* The request *
Among the entries, which lines carry the string "Указываются"? Copy each of them.

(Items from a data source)
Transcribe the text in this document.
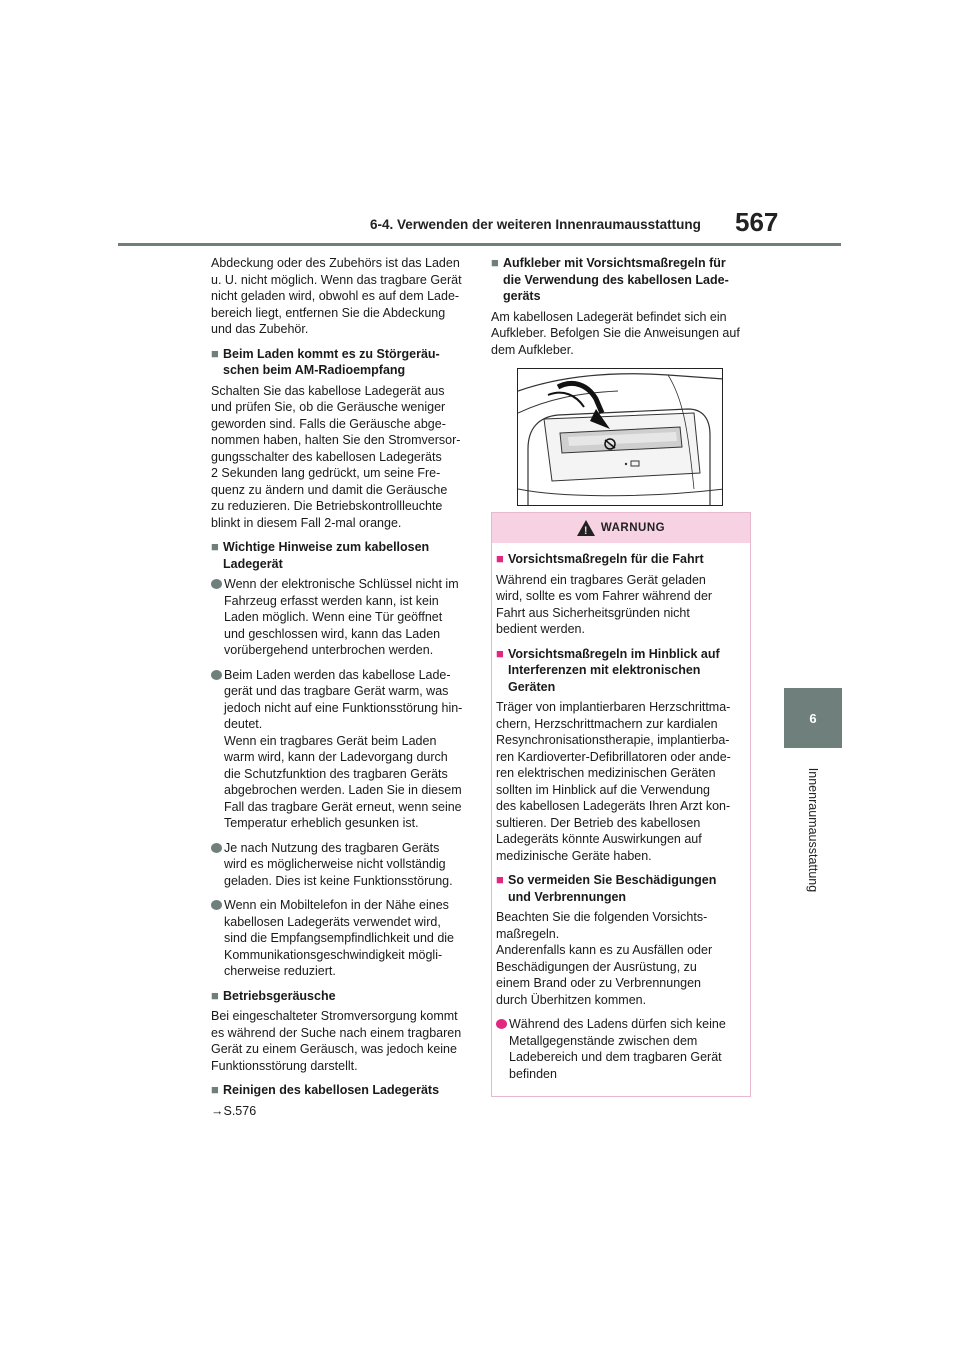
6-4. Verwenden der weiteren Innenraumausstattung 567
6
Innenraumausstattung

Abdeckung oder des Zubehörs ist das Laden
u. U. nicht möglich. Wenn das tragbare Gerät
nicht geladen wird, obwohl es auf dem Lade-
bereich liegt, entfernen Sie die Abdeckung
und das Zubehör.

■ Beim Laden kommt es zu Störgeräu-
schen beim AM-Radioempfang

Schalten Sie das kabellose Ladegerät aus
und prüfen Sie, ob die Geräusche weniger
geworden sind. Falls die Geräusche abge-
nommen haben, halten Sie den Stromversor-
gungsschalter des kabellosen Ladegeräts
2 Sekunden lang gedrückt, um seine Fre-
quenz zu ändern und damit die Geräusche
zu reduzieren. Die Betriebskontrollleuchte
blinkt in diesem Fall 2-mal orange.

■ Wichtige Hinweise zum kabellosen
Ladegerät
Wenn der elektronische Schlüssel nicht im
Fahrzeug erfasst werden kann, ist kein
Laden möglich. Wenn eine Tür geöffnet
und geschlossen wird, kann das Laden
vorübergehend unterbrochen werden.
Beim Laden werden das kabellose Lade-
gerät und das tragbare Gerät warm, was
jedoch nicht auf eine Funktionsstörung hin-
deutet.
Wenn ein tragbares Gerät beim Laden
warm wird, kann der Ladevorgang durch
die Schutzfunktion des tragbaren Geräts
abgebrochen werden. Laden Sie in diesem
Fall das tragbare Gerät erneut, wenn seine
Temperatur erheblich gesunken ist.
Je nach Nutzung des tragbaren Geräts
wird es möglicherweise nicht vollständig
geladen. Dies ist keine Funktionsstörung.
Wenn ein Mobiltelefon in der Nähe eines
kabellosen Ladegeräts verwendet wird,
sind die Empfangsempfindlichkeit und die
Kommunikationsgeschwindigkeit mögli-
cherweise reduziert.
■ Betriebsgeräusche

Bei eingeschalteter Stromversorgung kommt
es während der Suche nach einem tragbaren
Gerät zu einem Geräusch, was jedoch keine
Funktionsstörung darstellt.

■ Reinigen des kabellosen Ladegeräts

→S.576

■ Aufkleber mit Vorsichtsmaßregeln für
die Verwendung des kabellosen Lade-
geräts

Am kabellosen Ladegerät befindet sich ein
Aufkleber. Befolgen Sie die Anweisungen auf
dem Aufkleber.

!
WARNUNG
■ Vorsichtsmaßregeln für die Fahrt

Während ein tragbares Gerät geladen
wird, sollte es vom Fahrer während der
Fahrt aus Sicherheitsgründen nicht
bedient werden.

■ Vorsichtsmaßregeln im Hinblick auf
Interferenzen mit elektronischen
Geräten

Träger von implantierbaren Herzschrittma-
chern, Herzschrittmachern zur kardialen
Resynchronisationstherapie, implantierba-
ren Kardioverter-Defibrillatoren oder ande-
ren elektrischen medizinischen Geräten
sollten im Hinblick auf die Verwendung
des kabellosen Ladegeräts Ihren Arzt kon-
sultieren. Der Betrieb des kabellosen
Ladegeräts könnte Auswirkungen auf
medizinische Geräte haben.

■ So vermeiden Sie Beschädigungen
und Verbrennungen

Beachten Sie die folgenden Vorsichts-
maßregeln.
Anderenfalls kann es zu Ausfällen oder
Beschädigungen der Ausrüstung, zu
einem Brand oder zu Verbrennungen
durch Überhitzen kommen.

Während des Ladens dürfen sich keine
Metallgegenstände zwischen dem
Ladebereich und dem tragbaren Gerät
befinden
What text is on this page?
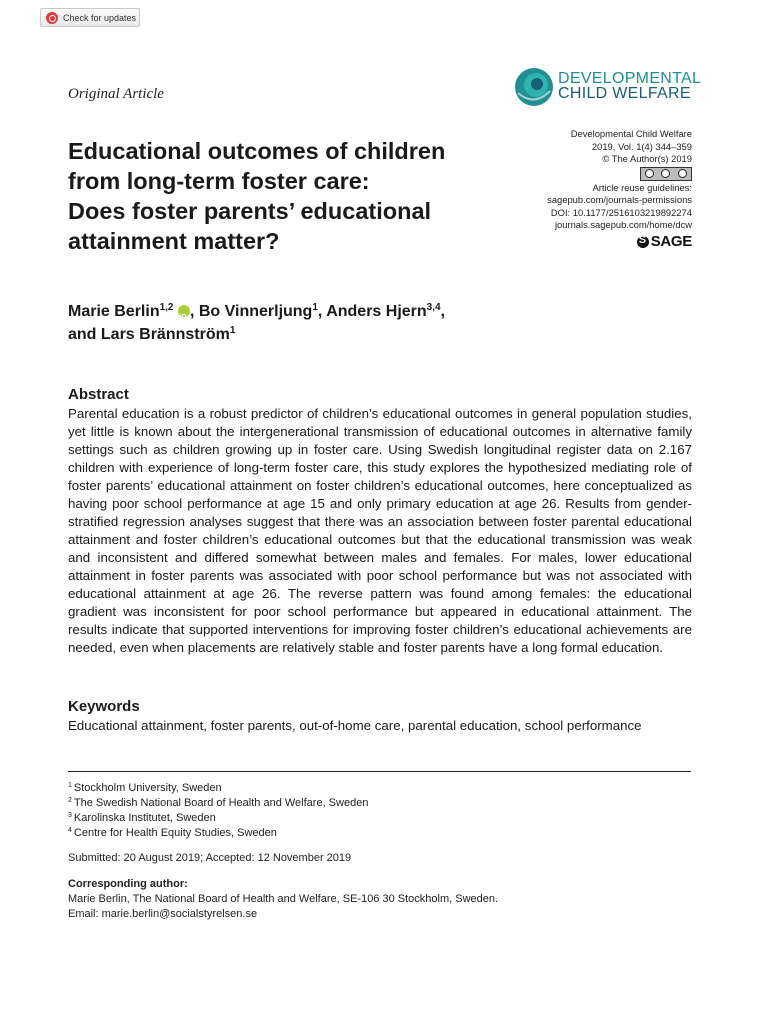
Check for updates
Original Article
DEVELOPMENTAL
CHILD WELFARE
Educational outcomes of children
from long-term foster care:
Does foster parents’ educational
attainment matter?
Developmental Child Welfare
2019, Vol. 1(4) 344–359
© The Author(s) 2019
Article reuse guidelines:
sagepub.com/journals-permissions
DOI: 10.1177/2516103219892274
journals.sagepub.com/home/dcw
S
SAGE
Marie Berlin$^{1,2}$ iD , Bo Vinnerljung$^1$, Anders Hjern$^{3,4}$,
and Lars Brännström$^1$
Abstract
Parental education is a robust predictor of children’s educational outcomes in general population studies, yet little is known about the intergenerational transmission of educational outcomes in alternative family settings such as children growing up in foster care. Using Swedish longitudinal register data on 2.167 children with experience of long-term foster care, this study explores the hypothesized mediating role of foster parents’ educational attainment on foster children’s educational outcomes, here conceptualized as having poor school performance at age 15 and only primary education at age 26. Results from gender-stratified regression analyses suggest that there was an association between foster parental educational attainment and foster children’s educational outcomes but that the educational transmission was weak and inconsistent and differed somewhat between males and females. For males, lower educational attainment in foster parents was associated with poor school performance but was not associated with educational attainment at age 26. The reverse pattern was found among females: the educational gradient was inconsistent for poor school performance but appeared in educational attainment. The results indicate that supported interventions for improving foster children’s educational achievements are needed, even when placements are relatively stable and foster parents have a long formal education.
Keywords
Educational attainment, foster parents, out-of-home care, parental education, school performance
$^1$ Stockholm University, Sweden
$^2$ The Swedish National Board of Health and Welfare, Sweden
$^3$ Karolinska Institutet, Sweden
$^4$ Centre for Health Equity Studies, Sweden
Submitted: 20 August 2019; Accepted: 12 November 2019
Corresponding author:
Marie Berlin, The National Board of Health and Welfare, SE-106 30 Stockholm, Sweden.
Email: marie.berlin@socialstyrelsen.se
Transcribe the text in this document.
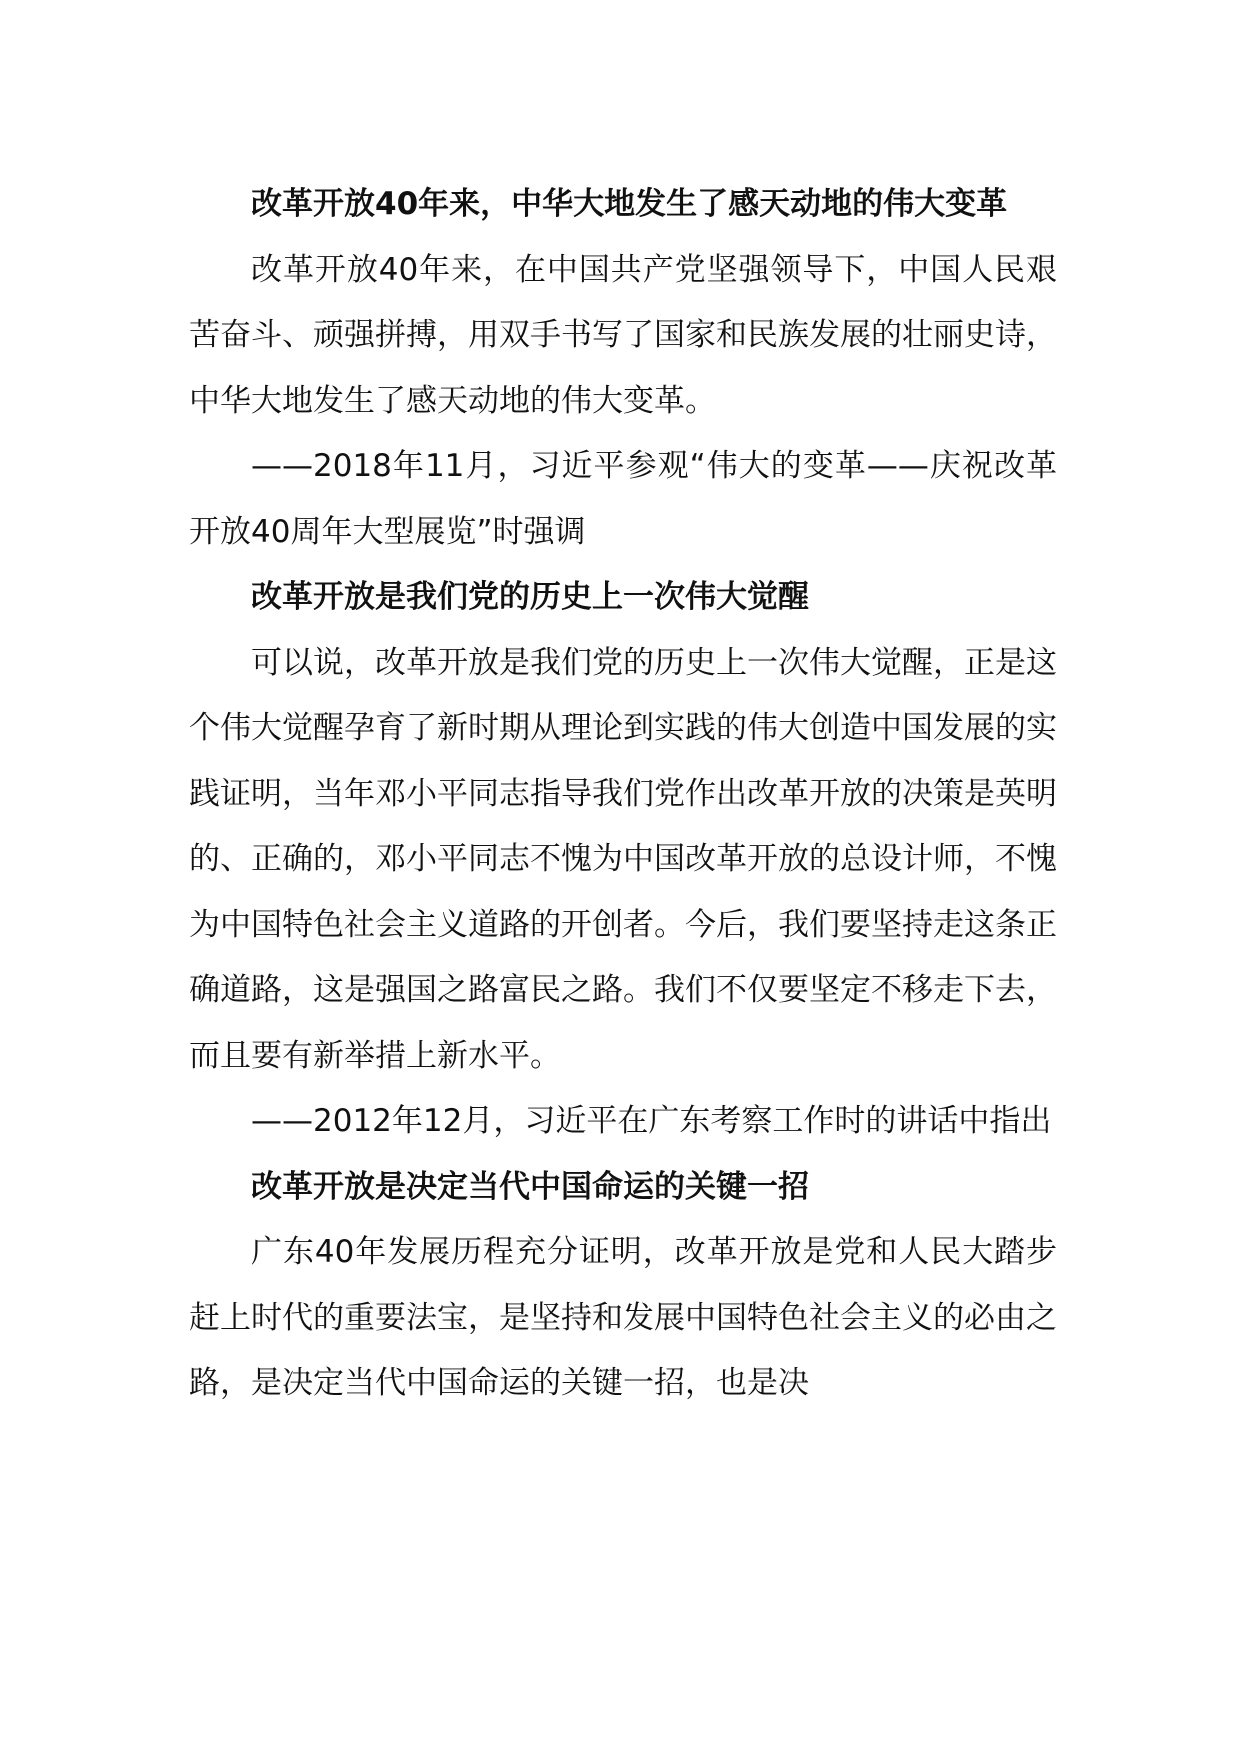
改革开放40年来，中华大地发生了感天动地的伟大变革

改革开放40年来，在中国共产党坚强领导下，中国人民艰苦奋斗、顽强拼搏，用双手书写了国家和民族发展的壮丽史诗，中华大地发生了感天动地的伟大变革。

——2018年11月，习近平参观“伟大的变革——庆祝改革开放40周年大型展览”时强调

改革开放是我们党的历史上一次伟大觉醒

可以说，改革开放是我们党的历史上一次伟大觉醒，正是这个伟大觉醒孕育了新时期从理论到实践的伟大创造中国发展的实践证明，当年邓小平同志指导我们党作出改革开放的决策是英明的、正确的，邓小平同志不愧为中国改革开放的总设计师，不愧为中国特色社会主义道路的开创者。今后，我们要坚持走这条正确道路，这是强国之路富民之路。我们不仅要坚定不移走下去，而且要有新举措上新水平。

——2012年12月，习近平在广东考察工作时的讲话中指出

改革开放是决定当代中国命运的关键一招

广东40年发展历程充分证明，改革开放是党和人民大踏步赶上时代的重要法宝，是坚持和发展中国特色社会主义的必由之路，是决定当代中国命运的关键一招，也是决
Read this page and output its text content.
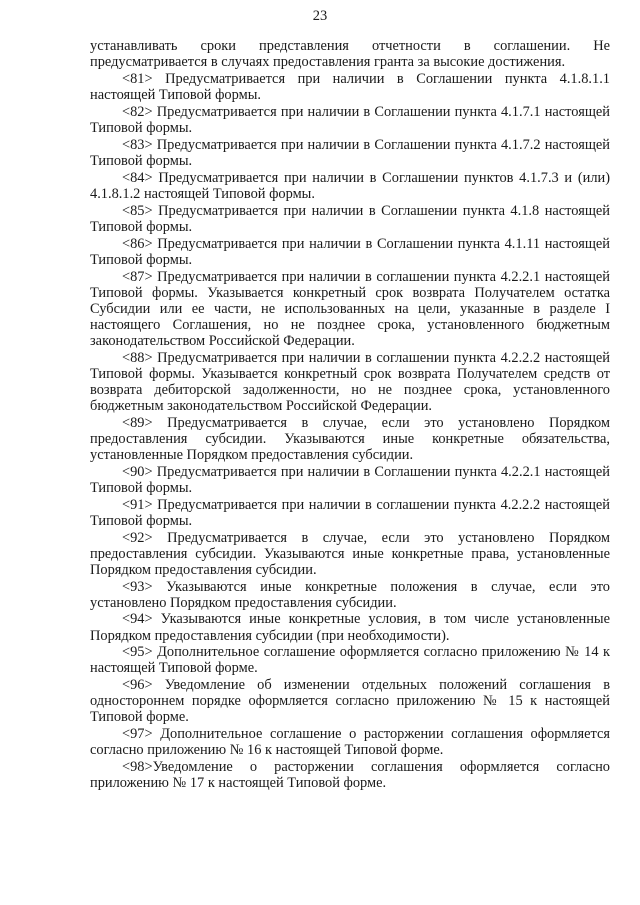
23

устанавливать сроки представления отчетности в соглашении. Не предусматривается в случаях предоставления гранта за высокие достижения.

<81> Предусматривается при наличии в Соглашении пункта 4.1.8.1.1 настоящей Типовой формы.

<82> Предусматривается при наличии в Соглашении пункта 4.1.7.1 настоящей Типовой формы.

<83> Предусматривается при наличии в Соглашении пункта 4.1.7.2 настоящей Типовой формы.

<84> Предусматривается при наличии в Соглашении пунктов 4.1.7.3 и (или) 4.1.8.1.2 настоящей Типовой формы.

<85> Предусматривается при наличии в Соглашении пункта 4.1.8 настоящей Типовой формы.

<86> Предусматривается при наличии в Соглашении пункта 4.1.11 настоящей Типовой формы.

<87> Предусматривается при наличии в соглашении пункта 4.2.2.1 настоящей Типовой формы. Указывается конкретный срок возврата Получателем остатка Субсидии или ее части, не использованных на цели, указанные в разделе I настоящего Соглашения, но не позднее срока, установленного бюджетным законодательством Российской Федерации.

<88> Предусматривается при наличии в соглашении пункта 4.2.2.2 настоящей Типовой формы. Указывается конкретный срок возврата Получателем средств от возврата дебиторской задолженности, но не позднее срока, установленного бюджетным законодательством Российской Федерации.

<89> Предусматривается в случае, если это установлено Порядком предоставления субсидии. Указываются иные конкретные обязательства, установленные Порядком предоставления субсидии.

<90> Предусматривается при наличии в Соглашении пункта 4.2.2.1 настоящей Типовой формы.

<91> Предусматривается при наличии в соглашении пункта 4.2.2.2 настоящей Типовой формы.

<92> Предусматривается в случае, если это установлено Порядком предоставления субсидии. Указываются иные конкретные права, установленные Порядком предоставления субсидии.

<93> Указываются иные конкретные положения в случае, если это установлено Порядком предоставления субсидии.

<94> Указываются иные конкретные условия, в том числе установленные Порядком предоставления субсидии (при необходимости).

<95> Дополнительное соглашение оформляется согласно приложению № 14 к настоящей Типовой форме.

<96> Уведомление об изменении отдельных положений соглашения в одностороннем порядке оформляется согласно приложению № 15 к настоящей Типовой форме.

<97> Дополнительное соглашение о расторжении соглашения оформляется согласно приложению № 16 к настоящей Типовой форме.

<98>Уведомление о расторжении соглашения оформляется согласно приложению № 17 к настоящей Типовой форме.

* Result of this task *
<89> Предусматривается в случае, если это установлено Порядком предоставления субсидии. Указываются иные конкретные обязательства, установленные Порядком предоставления субсидии.
<92> Предусматривается в случае, если это установлено Порядком предоставления субсидии. Указываются иные конкретные права, установленные Порядком предоставления субсидии.
<93> Указываются иные конкретные положения в случае, если это установлено Порядком предоставления субсидии.
<94> Указываются иные конкретные условия, в том числе установленные Порядком предоставления субсидии (при необходимости).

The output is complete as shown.